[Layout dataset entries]
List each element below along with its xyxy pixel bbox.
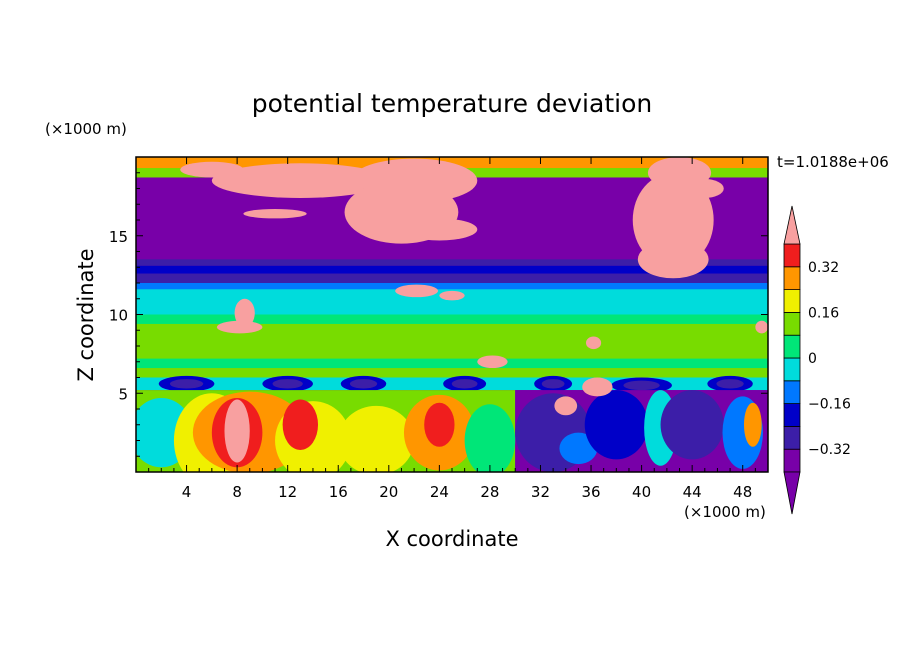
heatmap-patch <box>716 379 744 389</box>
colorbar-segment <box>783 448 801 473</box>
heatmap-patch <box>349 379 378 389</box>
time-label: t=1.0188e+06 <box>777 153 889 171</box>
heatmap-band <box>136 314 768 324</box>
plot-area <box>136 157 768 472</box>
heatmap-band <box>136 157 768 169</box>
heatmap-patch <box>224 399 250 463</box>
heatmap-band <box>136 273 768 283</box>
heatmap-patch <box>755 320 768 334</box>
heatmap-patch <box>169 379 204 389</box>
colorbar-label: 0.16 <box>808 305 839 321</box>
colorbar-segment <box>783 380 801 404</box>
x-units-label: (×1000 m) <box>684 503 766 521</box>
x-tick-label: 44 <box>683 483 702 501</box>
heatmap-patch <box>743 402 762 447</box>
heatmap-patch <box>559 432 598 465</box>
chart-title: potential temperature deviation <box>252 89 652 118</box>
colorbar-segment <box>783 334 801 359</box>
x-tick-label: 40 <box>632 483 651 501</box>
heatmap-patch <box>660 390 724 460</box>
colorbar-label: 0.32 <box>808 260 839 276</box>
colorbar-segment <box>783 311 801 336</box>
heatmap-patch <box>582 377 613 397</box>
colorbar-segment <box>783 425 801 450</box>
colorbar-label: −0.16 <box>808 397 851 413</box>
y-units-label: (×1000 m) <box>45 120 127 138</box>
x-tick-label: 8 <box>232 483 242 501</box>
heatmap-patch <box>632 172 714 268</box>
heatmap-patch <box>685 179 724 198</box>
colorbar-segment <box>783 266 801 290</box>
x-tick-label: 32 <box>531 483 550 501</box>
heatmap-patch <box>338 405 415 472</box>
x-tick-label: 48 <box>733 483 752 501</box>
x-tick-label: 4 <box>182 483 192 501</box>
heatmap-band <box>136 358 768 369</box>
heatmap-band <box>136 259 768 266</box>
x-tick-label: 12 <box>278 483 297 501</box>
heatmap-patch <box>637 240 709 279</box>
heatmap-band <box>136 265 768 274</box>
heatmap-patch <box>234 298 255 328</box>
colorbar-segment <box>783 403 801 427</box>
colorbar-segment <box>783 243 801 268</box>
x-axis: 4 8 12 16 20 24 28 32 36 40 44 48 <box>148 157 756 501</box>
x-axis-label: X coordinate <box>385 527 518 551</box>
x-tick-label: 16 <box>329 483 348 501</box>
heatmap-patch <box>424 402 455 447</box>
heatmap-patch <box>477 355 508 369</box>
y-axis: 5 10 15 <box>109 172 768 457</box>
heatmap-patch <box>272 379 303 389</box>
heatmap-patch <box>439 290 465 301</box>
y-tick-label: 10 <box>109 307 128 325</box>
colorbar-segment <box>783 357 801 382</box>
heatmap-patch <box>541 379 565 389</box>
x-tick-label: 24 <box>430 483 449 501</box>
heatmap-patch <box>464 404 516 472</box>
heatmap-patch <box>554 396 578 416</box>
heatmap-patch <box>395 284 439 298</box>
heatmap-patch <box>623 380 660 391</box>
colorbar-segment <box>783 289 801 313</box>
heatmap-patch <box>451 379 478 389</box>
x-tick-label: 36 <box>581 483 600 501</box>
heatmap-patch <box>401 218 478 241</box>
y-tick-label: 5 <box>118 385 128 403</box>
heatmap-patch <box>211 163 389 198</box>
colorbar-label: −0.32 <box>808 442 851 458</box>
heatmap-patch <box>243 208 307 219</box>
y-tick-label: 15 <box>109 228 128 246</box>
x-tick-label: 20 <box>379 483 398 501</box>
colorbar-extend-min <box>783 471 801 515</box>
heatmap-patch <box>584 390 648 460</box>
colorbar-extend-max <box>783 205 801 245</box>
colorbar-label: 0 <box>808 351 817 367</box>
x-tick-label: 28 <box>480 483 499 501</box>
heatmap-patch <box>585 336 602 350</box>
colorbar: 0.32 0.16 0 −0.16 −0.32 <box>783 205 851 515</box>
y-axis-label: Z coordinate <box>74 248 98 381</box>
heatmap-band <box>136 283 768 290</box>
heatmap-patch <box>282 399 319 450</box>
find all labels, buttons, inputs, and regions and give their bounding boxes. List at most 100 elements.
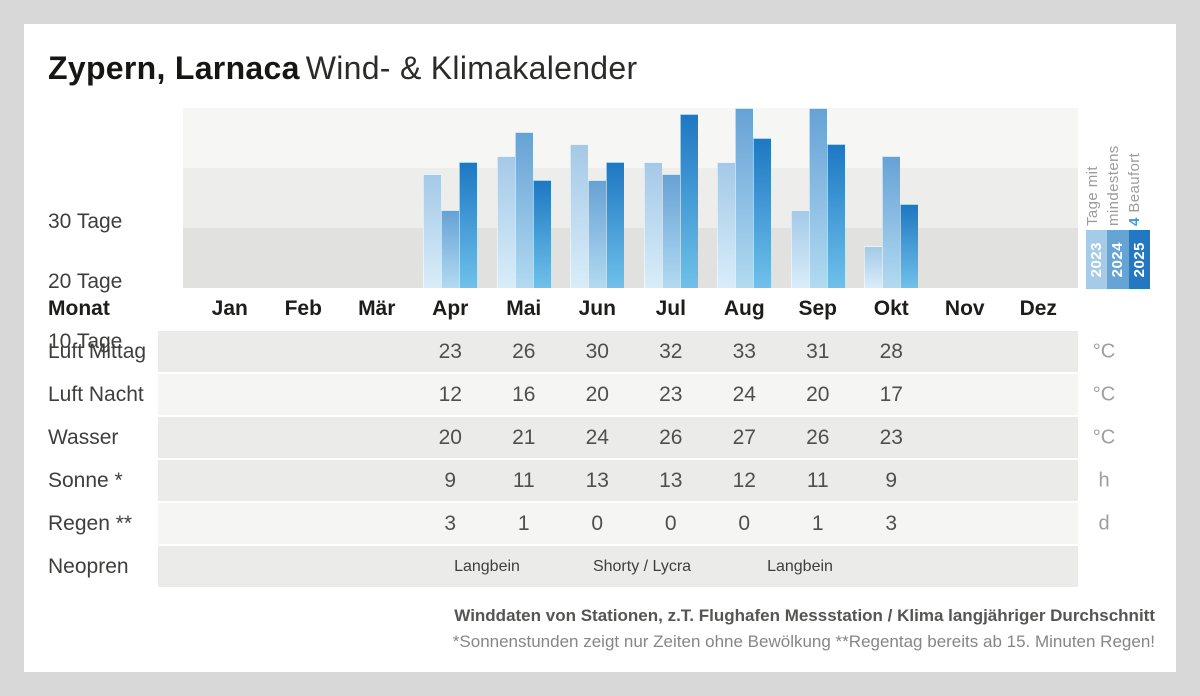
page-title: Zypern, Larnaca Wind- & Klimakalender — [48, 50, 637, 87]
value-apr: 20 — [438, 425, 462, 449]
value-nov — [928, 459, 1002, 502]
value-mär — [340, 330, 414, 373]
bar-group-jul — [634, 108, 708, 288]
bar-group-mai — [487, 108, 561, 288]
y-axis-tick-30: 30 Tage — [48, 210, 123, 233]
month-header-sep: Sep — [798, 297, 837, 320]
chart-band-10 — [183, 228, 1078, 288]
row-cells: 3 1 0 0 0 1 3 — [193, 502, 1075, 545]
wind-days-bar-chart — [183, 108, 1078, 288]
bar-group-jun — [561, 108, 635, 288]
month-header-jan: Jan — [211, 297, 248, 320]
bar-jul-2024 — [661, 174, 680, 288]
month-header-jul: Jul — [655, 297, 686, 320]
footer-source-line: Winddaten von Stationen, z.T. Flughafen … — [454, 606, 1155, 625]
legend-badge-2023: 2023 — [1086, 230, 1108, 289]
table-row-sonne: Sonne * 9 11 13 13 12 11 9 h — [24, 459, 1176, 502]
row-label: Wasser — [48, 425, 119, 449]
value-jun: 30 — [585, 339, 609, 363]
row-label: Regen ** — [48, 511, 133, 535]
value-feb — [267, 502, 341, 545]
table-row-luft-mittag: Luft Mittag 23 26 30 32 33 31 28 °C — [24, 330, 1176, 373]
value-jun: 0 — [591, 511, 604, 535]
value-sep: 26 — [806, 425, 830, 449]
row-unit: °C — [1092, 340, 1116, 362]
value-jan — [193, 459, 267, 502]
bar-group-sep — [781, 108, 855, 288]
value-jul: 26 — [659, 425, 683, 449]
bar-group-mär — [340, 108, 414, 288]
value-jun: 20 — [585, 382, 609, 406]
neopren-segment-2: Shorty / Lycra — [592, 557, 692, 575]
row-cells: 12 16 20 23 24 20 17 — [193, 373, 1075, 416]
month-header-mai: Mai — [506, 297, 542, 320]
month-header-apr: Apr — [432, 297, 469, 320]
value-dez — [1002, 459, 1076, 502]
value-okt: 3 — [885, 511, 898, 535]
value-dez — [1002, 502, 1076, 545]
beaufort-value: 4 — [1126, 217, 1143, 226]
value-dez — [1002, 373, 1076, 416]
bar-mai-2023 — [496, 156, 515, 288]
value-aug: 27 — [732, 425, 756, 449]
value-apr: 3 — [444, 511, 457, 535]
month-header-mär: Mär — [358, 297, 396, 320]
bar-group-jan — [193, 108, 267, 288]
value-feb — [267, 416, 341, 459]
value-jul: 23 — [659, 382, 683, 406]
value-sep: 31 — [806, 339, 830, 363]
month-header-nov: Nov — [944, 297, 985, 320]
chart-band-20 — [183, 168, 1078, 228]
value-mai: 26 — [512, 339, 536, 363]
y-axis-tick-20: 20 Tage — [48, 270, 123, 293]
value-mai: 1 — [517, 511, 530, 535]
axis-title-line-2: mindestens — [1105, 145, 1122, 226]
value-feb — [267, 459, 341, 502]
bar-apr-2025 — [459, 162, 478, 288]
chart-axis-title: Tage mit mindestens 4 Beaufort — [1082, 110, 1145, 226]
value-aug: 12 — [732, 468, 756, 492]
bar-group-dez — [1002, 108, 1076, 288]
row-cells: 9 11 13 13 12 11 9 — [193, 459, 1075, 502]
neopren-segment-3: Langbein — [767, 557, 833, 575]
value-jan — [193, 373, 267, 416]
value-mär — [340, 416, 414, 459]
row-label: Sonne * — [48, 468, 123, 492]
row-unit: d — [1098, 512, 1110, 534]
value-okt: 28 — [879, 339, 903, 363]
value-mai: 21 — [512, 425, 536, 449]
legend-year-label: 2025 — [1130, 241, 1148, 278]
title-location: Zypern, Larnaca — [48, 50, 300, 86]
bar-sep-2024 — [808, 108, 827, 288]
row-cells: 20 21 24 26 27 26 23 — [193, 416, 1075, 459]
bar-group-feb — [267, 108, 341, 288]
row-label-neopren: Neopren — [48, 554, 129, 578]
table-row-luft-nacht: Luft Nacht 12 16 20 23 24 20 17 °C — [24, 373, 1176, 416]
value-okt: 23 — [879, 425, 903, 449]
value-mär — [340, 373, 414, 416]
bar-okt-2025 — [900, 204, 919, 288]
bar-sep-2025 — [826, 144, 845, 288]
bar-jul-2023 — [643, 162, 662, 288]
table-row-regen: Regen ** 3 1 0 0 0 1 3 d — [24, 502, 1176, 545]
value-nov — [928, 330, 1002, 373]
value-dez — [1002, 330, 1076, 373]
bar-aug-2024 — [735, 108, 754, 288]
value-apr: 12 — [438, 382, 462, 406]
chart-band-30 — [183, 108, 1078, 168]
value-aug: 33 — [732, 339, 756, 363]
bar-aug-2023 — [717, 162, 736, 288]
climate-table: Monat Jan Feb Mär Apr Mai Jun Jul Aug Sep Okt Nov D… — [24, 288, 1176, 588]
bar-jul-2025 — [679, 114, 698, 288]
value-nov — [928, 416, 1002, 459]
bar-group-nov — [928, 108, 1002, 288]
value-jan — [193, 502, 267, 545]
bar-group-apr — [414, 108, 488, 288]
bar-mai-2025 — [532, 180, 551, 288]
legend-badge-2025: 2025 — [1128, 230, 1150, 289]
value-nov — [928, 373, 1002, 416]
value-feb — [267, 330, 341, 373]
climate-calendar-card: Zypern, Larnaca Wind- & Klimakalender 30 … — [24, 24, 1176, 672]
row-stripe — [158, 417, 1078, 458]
--
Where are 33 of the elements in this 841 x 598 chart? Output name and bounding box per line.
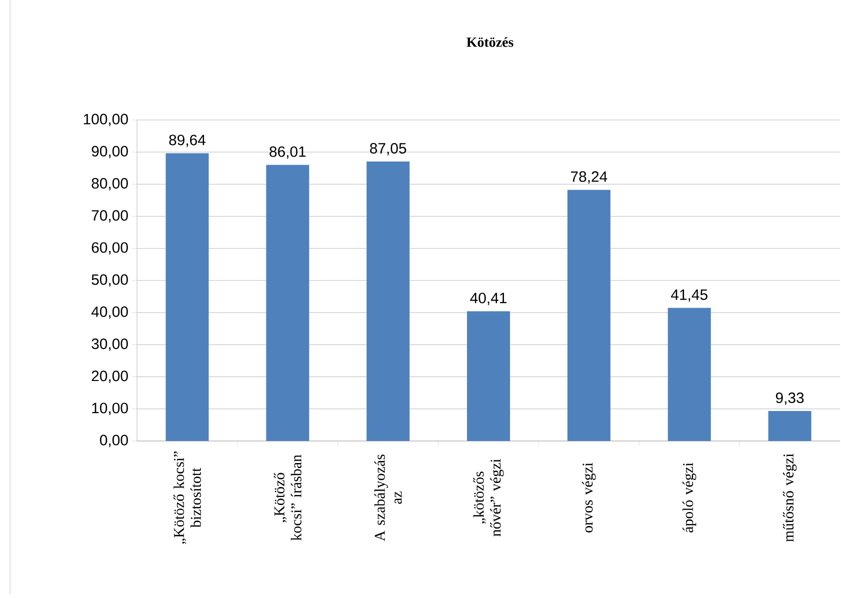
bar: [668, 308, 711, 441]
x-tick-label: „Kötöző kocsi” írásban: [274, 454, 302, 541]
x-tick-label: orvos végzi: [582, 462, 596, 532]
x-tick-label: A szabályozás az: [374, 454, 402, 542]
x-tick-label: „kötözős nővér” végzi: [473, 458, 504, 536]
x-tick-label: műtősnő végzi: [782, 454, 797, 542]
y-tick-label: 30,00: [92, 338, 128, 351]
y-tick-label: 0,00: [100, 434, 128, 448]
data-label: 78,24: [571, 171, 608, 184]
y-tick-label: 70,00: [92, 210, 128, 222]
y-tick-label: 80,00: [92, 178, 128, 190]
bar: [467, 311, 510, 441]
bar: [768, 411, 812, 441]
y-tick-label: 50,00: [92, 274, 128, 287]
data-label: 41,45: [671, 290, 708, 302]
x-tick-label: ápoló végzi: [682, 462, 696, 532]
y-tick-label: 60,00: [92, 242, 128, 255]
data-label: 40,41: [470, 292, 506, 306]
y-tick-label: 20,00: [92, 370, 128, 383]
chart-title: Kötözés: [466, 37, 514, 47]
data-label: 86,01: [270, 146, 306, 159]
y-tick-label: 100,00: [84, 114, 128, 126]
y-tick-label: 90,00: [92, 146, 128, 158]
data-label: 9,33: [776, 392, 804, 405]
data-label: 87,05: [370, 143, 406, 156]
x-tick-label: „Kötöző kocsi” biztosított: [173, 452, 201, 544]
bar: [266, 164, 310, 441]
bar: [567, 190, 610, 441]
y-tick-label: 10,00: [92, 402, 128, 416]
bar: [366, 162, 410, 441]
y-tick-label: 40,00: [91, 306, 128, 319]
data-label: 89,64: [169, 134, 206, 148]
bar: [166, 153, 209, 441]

TASK TO CARRY OUT =
Can you restate word for word the lines starting with the line that contains "page-title: Zypern, Larnaca" and going on through the line that contains "table-row-luft-mittag: Luft Mittag"?

TASK OUTPUT =
page-title: Zypern, Larnaca Wind- & Klimakalender — [48, 50, 637, 87]
value-apr: 20 — [438, 425, 462, 449]
value-nov — [928, 459, 1002, 502]
value-mär — [340, 330, 414, 373]
bar-group-jul — [634, 108, 708, 288]
bar-group-mai — [487, 108, 561, 288]
y-axis-tick-30: 30 Tage — [48, 210, 123, 233]
month-header-sep: Sep — [798, 297, 837, 320]
chart-band-10 — [183, 228, 1078, 288]
row-cells: 3 1 0 0 0 1 3 — [193, 502, 1075, 545]
wind-days-bar-chart — [183, 108, 1078, 288]
bar-group-jun — [561, 108, 635, 288]
month-header-jan: Jan — [211, 297, 248, 320]
bar-jul-2024 — [661, 174, 680, 288]
month-header-jul: Jul — [655, 297, 686, 320]
footer-source-line: Winddaten von Stationen, z.T. Flughafen … — [454, 606, 1155, 625]
legend-badge-2023: 2023 — [1086, 230, 1108, 289]
table-row-sonne: Sonne * 9 11 13 13 12 11 9 h — [24, 459, 1176, 502]
row-label: Wasser — [48, 425, 119, 449]
value-jun: 30 — [585, 339, 609, 363]
row-label: Regen ** — [48, 511, 133, 535]
value-feb — [267, 502, 341, 545]
table-row-luft-mittag: Luft Mittag 23 26 30 32 33 31 28 °C — [24, 330, 1176, 373]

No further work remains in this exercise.